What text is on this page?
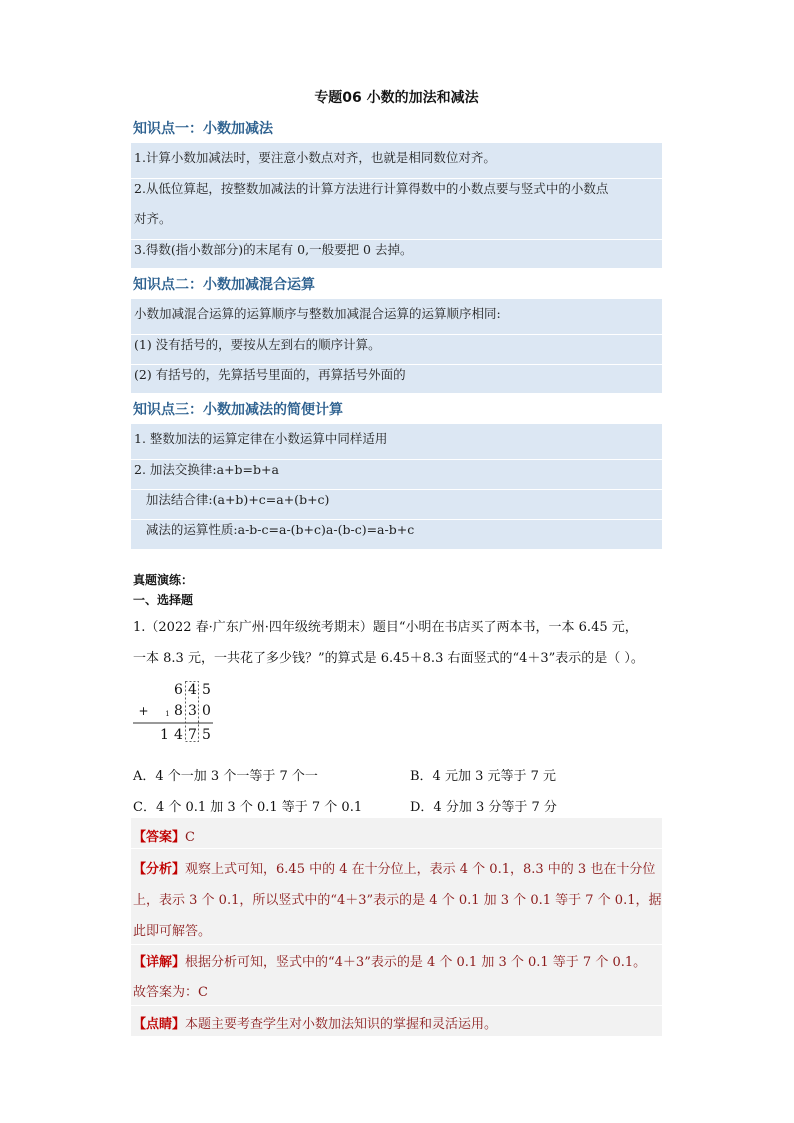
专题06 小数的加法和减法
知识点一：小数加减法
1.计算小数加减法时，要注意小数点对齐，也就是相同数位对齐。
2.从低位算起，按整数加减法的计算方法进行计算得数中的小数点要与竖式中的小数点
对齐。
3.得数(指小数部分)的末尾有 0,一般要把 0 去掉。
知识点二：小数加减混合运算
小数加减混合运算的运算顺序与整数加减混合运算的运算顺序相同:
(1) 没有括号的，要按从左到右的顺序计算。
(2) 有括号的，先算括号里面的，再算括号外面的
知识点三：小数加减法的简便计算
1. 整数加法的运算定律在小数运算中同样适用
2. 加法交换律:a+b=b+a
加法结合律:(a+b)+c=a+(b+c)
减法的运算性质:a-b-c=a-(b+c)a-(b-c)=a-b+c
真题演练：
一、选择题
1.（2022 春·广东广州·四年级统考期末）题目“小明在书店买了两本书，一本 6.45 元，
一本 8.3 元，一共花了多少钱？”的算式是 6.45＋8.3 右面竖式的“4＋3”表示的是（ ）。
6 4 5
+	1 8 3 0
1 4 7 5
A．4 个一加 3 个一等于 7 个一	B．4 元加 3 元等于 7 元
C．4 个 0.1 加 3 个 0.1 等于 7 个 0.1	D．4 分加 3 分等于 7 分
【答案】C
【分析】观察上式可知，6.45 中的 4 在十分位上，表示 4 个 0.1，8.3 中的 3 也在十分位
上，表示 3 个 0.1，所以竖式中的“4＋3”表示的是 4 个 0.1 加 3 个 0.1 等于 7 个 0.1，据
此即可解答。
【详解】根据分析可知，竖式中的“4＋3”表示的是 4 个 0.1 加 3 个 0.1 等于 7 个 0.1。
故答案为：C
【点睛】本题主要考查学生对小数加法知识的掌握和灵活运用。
============
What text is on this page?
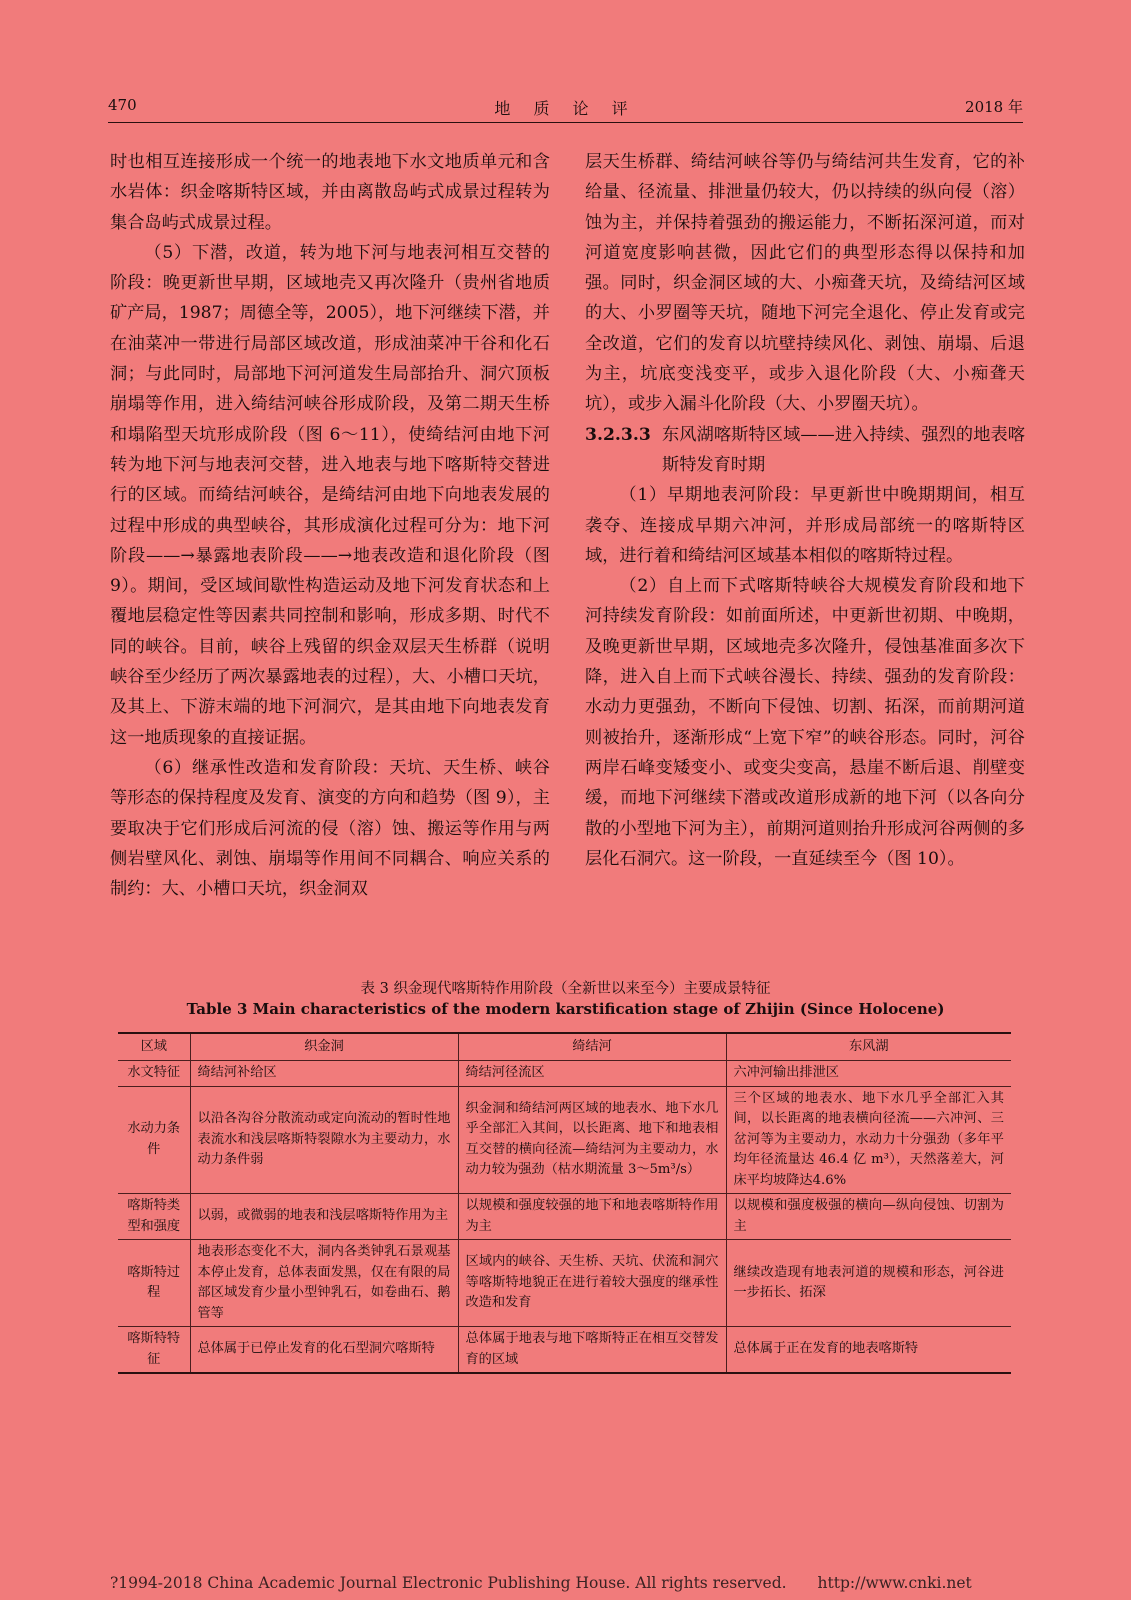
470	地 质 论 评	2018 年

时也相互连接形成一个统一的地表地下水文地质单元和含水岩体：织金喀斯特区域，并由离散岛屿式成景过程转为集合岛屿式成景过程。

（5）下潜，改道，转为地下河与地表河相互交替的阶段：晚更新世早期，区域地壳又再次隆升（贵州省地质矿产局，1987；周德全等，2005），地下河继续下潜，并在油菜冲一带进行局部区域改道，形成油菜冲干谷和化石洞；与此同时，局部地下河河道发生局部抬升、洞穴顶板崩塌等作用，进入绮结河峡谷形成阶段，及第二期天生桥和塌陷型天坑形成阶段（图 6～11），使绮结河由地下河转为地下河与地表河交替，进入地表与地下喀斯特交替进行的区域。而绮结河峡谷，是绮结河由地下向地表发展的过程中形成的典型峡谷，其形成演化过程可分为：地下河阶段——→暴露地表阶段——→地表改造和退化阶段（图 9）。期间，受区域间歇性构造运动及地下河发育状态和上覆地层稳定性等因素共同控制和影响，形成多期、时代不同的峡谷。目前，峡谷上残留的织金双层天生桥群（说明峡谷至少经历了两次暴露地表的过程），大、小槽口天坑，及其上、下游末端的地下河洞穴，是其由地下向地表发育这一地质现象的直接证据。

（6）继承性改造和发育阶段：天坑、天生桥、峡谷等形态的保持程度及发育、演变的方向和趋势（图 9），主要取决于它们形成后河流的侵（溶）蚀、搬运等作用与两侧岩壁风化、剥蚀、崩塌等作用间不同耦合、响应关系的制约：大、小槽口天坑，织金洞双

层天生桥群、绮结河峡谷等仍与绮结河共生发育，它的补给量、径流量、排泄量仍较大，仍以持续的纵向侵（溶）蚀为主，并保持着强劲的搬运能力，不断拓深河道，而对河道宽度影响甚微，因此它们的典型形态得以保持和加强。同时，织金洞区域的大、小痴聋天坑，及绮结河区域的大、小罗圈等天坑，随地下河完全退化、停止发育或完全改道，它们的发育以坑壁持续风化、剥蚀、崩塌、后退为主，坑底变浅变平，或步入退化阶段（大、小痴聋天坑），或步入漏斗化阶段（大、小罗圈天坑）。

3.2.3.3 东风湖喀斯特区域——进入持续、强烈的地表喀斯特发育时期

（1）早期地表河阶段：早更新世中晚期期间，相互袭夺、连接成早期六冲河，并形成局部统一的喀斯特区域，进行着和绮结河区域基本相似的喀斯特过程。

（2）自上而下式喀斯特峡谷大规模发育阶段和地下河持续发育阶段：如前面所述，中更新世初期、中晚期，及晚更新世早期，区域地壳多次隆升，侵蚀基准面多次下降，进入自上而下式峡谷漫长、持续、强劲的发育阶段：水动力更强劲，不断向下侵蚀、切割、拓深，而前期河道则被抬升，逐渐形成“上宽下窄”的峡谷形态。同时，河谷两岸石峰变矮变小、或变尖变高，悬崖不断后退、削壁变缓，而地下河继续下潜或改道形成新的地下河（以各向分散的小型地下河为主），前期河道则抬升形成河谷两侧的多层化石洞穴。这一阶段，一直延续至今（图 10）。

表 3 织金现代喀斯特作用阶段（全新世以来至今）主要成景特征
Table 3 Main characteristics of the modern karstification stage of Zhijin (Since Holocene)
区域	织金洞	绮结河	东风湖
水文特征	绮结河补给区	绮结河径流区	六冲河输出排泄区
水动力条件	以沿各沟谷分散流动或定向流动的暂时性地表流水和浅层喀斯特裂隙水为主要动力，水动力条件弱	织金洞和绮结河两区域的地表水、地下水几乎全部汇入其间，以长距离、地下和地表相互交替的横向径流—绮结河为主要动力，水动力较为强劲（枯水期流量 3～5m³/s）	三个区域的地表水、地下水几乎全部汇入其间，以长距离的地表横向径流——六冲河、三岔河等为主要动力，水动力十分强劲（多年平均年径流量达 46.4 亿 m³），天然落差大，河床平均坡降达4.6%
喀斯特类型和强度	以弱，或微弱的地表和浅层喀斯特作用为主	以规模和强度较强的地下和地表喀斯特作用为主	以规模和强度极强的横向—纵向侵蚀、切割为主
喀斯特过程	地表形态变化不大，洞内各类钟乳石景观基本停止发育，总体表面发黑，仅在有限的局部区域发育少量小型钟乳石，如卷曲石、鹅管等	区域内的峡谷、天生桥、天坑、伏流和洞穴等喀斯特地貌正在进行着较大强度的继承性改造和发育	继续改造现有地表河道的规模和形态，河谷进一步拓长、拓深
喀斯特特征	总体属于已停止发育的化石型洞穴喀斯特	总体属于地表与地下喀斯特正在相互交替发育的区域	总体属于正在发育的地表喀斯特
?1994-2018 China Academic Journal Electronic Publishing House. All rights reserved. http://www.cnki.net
============
All lines in the data that contain the word "表示的是" should be copied.

一本 8.3 元，一共花了多少钱？”的算式是 6.45＋8.3 右面竖式的“4＋3”表示的是（ ）。
上，表示 3 个 0.1，所以竖式中的“4＋3”表示的是 4 个 0.1 加 3 个 0.1 等于 7 个 0.1，据
【详解】根据分析可知，竖式中的“4＋3”表示的是 4 个 0.1 加 3 个 0.1 等于 7 个 0.1。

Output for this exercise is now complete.